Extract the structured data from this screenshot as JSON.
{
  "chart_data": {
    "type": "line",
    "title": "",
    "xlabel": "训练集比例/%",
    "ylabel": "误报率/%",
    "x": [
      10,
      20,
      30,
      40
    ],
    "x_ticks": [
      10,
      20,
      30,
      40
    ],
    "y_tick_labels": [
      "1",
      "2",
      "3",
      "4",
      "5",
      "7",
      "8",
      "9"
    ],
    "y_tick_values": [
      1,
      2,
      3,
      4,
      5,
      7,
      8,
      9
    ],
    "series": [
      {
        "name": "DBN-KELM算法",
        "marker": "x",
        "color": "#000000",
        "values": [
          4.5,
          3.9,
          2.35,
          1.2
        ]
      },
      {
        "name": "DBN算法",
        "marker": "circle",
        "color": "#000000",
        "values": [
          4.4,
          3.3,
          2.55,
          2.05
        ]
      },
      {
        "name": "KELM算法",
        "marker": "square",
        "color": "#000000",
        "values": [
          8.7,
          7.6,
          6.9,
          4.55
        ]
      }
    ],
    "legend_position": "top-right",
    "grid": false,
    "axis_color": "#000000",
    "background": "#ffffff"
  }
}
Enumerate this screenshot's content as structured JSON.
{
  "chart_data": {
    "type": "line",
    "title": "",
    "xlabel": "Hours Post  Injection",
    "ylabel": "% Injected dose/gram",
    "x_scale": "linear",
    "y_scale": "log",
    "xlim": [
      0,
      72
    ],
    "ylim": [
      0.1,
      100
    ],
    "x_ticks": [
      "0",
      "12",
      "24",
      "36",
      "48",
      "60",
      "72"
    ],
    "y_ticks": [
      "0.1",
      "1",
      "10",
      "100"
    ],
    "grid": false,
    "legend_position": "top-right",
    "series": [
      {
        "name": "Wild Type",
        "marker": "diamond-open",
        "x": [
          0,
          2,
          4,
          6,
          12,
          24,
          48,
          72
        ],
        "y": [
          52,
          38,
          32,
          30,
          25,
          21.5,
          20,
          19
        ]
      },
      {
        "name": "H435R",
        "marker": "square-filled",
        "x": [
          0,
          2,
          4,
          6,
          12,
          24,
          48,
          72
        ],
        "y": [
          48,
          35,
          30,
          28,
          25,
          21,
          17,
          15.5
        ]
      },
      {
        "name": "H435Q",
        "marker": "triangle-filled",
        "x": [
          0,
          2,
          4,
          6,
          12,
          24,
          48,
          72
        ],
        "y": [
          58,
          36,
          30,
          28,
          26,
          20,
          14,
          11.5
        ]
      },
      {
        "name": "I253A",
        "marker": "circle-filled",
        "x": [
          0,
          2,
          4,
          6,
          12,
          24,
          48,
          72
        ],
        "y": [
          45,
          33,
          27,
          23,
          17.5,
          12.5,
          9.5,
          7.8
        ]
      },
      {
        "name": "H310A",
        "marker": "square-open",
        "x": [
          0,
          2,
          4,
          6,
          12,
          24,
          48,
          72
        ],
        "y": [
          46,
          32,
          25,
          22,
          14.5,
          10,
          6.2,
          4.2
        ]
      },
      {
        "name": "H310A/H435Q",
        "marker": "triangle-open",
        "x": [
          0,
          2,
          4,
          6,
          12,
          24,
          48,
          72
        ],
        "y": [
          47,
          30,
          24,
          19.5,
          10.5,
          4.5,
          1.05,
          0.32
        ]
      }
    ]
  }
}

◆ ◆ ◆ ◆

Aim of the exercise: Extract all lines as given.

Exercise output:
Extract the structured data from this screenshot as JSON.
{
  "chart_data": {
    "type": "line",
    "title": "",
    "xlabel": "训练集比例/%",
    "ylabel": "误报率/%",
    "x": [
      10,
      20,
      30,
      40
    ],
    "x_ticks": [
      10,
      20,
      30,
      40
    ],
    "y_tick_labels": [
      "1",
      "2",
      "3",
      "4",
      "5",
      "7",
      "8",
      "9"
    ],
    "y_tick_values": [
      1,
      2,
      3,
      4,
      5,
      7,
      8,
      9
    ],
    "series": [
      {
        "name": "DBN-KELM算法",
        "marker": "x",
        "color": "#000000",
        "values": [
          4.5,
          3.9,
          2.35,
          1.2
        ]
      },
      {
        "name": "DBN算法",
        "marker": "circle",
        "color": "#000000",
        "values": [
          4.4,
          3.3,
          2.55,
          2.05
        ]
      },
      {
        "name": "KELM算法",
        "marker": "square",
        "color": "#000000",
        "values": [
          8.7,
          7.6,
          6.9,
          4.55
        ]
      }
    ],
    "legend_position": "top-right",
    "grid": false,
    "axis_color": "#000000",
    "background": "#ffffff"
  }
}
Enumerate this screenshot's content as structured JSON.
{
  "chart_data": {
    "type": "line",
    "title": "",
    "xlabel": "Hours Post  Injection",
    "ylabel": "% Injected dose/gram",
    "x_scale": "linear",
    "y_scale": "log",
    "xlim": [
      0,
      72
    ],
    "ylim": [
      0.1,
      100
    ],
    "x_ticks": [
      "0",
      "12",
      "24",
      "36",
      "48",
      "60",
      "72"
    ],
    "y_ticks": [
      "0.1",
      "1",
      "10",
      "100"
    ],
    "grid": false,
    "legend_position": "top-right",
    "series": [
      {
        "name": "Wild Type",
        "marker": "diamond-open",
        "x": [
          0,
          2,
          4,
          6,
          12,
          24,
          48,
          72
        ],
        "y": [
          52,
          38,
          32,
          30,
          25,
          21.5,
          20,
          19
        ]
      },
      {
        "name": "H435R",
        "marker": "square-filled",
        "x": [
          0,
          2,
          4,
          6,
          12,
          24,
          48,
          72
        ],
        "y": [
          48,
          35,
          30,
          28,
          25,
          21,
          17,
          15.5
        ]
      },
      {
        "name": "H435Q",
        "marker": "triangle-filled",
        "x": [
          0,
          2,
          4,
          6,
          12,
          24,
          48,
          72
        ],
        "y": [
          58,
          36,
          30,
          28,
          26,
          20,
          14,
          11.5
        ]
      },
      {
        "name": "I253A",
        "marker": "circle-filled",
        "x": [
          0,
          2,
          4,
          6,
          12,
          24,
          48,
          72
        ],
        "y": [
          45,
          33,
          27,
          23,
          17.5,
          12.5,
          9.5,
          7.8
        ]
      },
      {
        "name": "H310A",
        "marker": "square-open",
        "x": [
          0,
          2,
          4,
          6,
          12,
          24,
          48,
          72
        ],
        "y": [
          46,
          32,
          25,
          22,
          14.5,
          10,
          6.2,
          4.2
        ]
      },
      {
        "name": "H310A/H435Q",
        "marker": "triangle-open",
        "x": [
          0,
          2,
          4,
          6,
          12,
          24,
          48,
          72
        ],
        "y": [
          47,
          30,
          24,
          19.5,
          10.5,
          4.5,
          1.05,
          0.32
        ]
      }
    ]
  }
}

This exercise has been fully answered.